◆ Short problem ◆
From the listing, collect all lines containing the word "xlabel".

━━━━━ Supplied data ━━━━━

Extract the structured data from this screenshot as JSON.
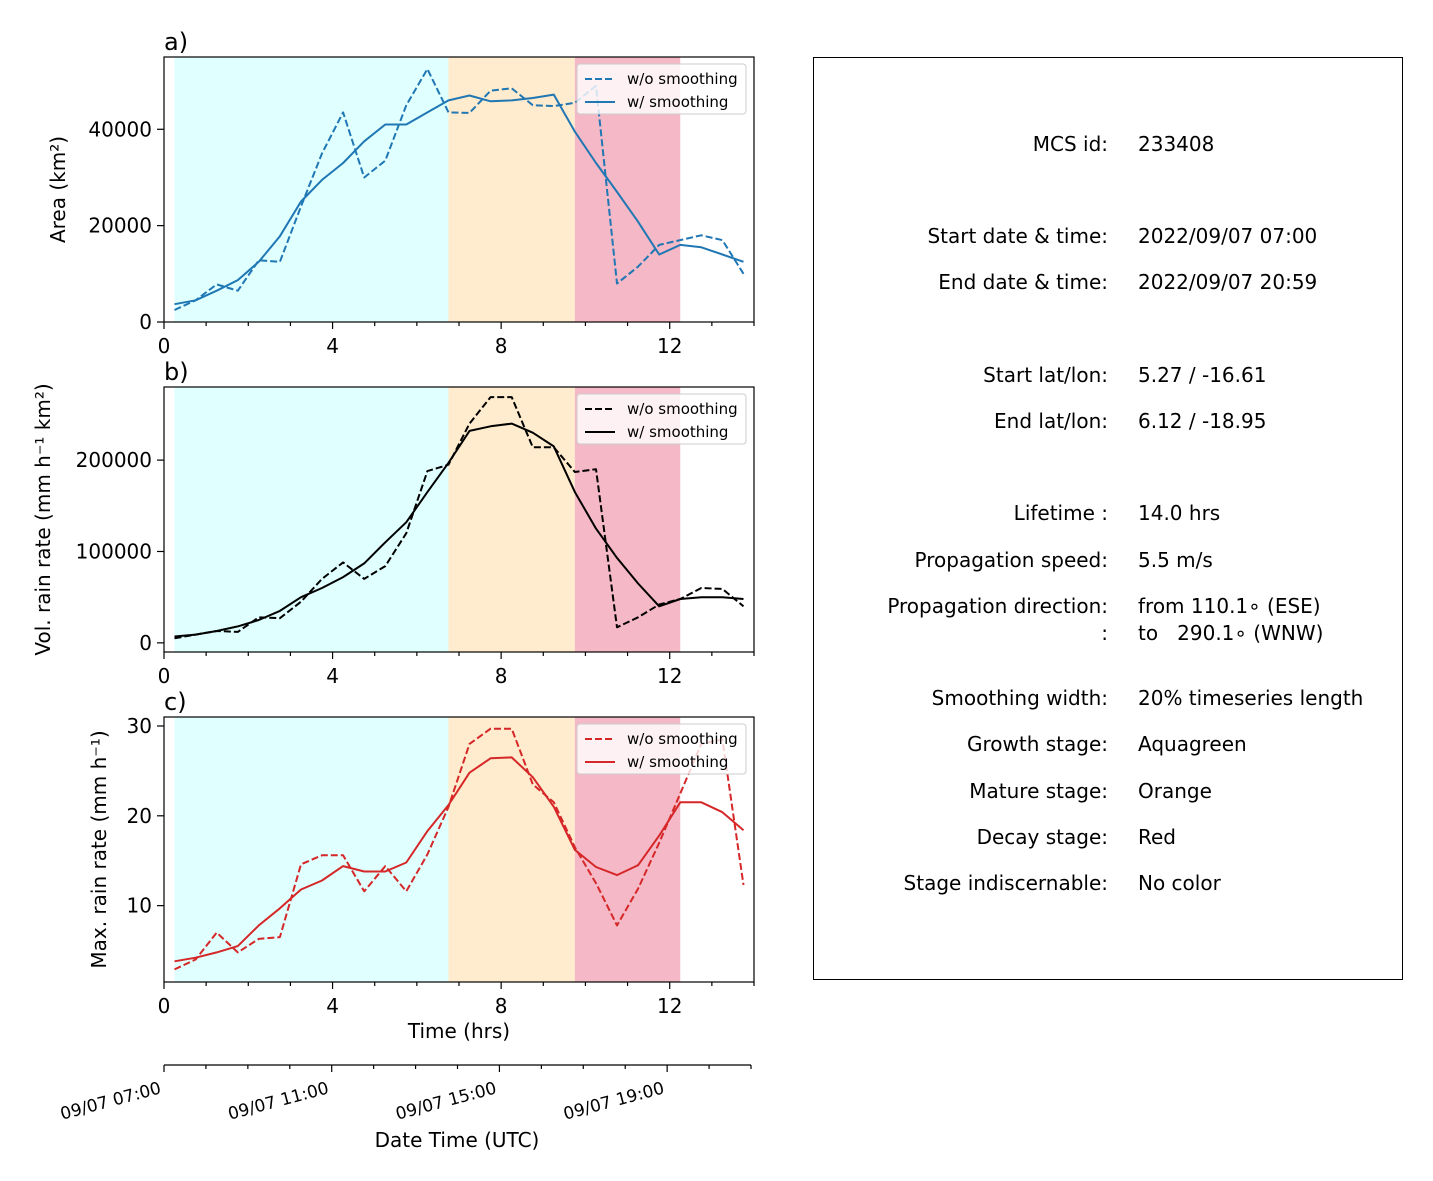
{
  "chart_data": [
    {
      "type": "line",
      "panel_label": "a)",
      "ylabel": "Area  (km²)",
      "xlim": [
        0,
        14
      ],
      "ylim": [
        0,
        55000
      ],
      "xticks": [
        0,
        4,
        8,
        12
      ],
      "yticks": [
        0,
        20000,
        40000
      ],
      "stages": [
        {
          "name": "Aquagreen",
          "from": 0.25,
          "to": 6.75,
          "color": "#e0ffff"
        },
        {
          "name": "Orange",
          "from": 6.75,
          "to": 9.75,
          "color": "#ffebcd"
        },
        {
          "name": "Red",
          "from": 9.75,
          "to": 12.25,
          "color": "#f4b8c6"
        }
      ],
      "series": [
        {
          "name": "w/o smoothing",
          "style": "dashed",
          "color": "#1f77b4",
          "x": [
            0.25,
            0.75,
            1.25,
            1.75,
            2.25,
            2.75,
            3.25,
            3.75,
            4.25,
            4.75,
            5.25,
            5.75,
            6.25,
            6.75,
            7.25,
            7.75,
            8.25,
            8.75,
            9.25,
            9.75,
            10.25,
            10.75,
            11.25,
            11.75,
            12.25,
            12.75,
            13.25,
            13.75
          ],
          "y": [
            2500,
            4500,
            7800,
            6500,
            12800,
            12500,
            24000,
            35000,
            43500,
            30000,
            33500,
            45000,
            52500,
            43500,
            43400,
            48000,
            48500,
            45000,
            44800,
            45500,
            49000,
            8000,
            11500,
            16000,
            17000,
            18000,
            17000,
            10000
          ]
        },
        {
          "name": "w/ smoothing",
          "style": "solid",
          "color": "#1f77b4",
          "x": [
            0.25,
            0.75,
            1.25,
            1.75,
            2.25,
            2.75,
            3.25,
            3.75,
            4.25,
            4.75,
            5.25,
            5.75,
            6.25,
            6.75,
            7.25,
            7.75,
            8.25,
            8.75,
            9.25,
            9.75,
            10.25,
            10.75,
            11.25,
            11.75,
            12.25,
            12.75,
            13.25,
            13.75
          ],
          "y": [
            3700,
            4500,
            6500,
            8700,
            12500,
            17800,
            25000,
            29500,
            33000,
            37500,
            41000,
            41000,
            43500,
            46000,
            47000,
            45800,
            46000,
            46500,
            47200,
            39500,
            33000,
            27000,
            20800,
            14000,
            16000,
            15500,
            14000,
            12500
          ]
        }
      ]
    },
    {
      "type": "line",
      "panel_label": "b)",
      "ylabel": "Vol. rain rate (mm h⁻¹ km²)",
      "xlim": [
        0,
        14
      ],
      "ylim": [
        -10000,
        280000
      ],
      "xticks": [
        0,
        4,
        8,
        12
      ],
      "yticks": [
        0,
        100000,
        200000
      ],
      "stages": [
        {
          "name": "Aquagreen",
          "from": 0.25,
          "to": 6.75,
          "color": "#e0ffff"
        },
        {
          "name": "Orange",
          "from": 6.75,
          "to": 9.75,
          "color": "#ffebcd"
        },
        {
          "name": "Red",
          "from": 9.75,
          "to": 12.25,
          "color": "#f4b8c6"
        }
      ],
      "series": [
        {
          "name": "w/o smoothing",
          "style": "dashed",
          "color": "#000000",
          "x": [
            0.25,
            0.75,
            1.25,
            1.75,
            2.25,
            2.75,
            3.25,
            3.75,
            4.25,
            4.75,
            5.25,
            5.75,
            6.25,
            6.75,
            7.25,
            7.75,
            8.25,
            8.75,
            9.25,
            9.75,
            10.25,
            10.75,
            11.25,
            11.75,
            12.25,
            12.75,
            13.25,
            13.75
          ],
          "y": [
            5000,
            9000,
            13000,
            12000,
            28000,
            27000,
            45000,
            70000,
            88000,
            70000,
            84000,
            120000,
            188000,
            195000,
            240000,
            269000,
            269000,
            214000,
            214000,
            187000,
            190000,
            17000,
            28000,
            42000,
            48000,
            60000,
            59000,
            40000
          ]
        },
        {
          "name": "w/ smoothing",
          "style": "solid",
          "color": "#000000",
          "x": [
            0.25,
            0.75,
            1.25,
            1.75,
            2.25,
            2.75,
            3.25,
            3.75,
            4.25,
            4.75,
            5.25,
            5.75,
            6.25,
            6.75,
            7.25,
            7.75,
            8.25,
            8.75,
            9.25,
            9.75,
            10.25,
            10.75,
            11.25,
            11.75,
            12.25,
            12.75,
            13.25,
            13.75
          ],
          "y": [
            7000,
            9000,
            13000,
            18000,
            25000,
            35000,
            50000,
            60000,
            72000,
            87000,
            110000,
            132000,
            165000,
            197000,
            232000,
            237000,
            240000,
            230000,
            215000,
            165000,
            125000,
            93000,
            65000,
            40000,
            48000,
            50000,
            50000,
            48000
          ]
        }
      ]
    },
    {
      "type": "line",
      "panel_label": "c)",
      "ylabel": "Max. rain rate  (mm h⁻¹)",
      "xlabel": "Time (hrs)",
      "xlim": [
        0,
        14
      ],
      "ylim": [
        1.5,
        31
      ],
      "xticks": [
        0,
        4,
        8,
        12
      ],
      "yticks": [
        10,
        20,
        30
      ],
      "stages": [
        {
          "name": "Aquagreen",
          "from": 0.25,
          "to": 6.75,
          "color": "#e0ffff"
        },
        {
          "name": "Orange",
          "from": 6.75,
          "to": 9.75,
          "color": "#ffebcd"
        },
        {
          "name": "Red",
          "from": 9.75,
          "to": 12.25,
          "color": "#f4b8c6"
        }
      ],
      "series": [
        {
          "name": "w/o smoothing",
          "style": "dashed",
          "color": "#d62728",
          "x": [
            0.25,
            0.75,
            1.25,
            1.75,
            2.25,
            2.75,
            3.25,
            3.75,
            4.25,
            4.75,
            5.25,
            5.75,
            6.25,
            6.75,
            7.25,
            7.75,
            8.25,
            8.75,
            9.25,
            9.75,
            10.25,
            10.75,
            11.25,
            11.75,
            12.25,
            12.75,
            13.25,
            13.75
          ],
          "y": [
            2.9,
            4.0,
            7.0,
            4.8,
            6.3,
            6.5,
            14.6,
            15.6,
            15.6,
            11.6,
            14.4,
            11.6,
            15.7,
            21.0,
            28.0,
            29.7,
            29.7,
            23.5,
            21.5,
            16.5,
            12.5,
            7.8,
            11.9,
            17.0,
            22.5,
            28.0,
            28.5,
            12.3
          ]
        },
        {
          "name": "w/ smoothing",
          "style": "solid",
          "color": "#d62728",
          "x": [
            0.25,
            0.75,
            1.25,
            1.75,
            2.25,
            2.75,
            3.25,
            3.75,
            4.25,
            4.75,
            5.25,
            5.75,
            6.25,
            6.75,
            7.25,
            7.75,
            8.25,
            8.75,
            9.25,
            9.75,
            10.25,
            10.75,
            11.25,
            11.75,
            12.25,
            12.75,
            13.25,
            13.75
          ],
          "y": [
            3.8,
            4.2,
            4.8,
            5.5,
            7.8,
            9.7,
            11.8,
            12.8,
            14.4,
            13.8,
            13.8,
            14.8,
            18.3,
            21.2,
            24.8,
            26.4,
            26.5,
            24.3,
            21.0,
            16.2,
            14.3,
            13.4,
            14.5,
            17.8,
            21.5,
            21.5,
            20.4,
            18.4
          ]
        }
      ]
    },
    {
      "type": "axis",
      "xlabel": "Date Time (UTC)",
      "xlim": [
        0,
        14
      ],
      "ticks": [
        {
          "x": 0,
          "label": "09/07 07:00"
        },
        {
          "x": 4,
          "label": "09/07 11:00"
        },
        {
          "x": 8,
          "label": "09/07 15:00"
        },
        {
          "x": 12,
          "label": "09/07 19:00"
        }
      ]
    }
  ],
  "info": {
    "rows": [
      {
        "label": "MCS id:",
        "value": "233408"
      },
      {
        "label": "Start date & time:",
        "value": "2022/09/07 07:00"
      },
      {
        "label": "End date & time:",
        "value": "2022/09/07 20:59"
      },
      {
        "label": "Start lat/lon:",
        "value": "5.27 / -16.61"
      },
      {
        "label": "End lat/lon:",
        "value": "6.12 / -18.95"
      },
      {
        "label": "Lifetime :",
        "value": "14.0 hrs"
      },
      {
        "label": "Propagation speed:",
        "value": "5.5 m/s"
      },
      {
        "label": "Propagation direction:",
        "value": "from 110.1∘ (ESE)"
      },
      {
        "label": ":",
        "value": "to   290.1∘ (WNW)"
      },
      {
        "label": "Smoothing width:",
        "value": "20% timeseries length"
      },
      {
        "label": "Growth stage:",
        "value": "Aquagreen"
      },
      {
        "label": "Mature stage:",
        "value": "Orange"
      },
      {
        "label": "Decay stage:",
        "value": "Red"
      },
      {
        "label": "Stage indiscernable:",
        "value": "No color"
      }
    ]
  }
}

━━━━━

◆ Exercise response ◆
      "xlabel": "Time (hrs)",
      "xlabel": "Date Time (UTC)",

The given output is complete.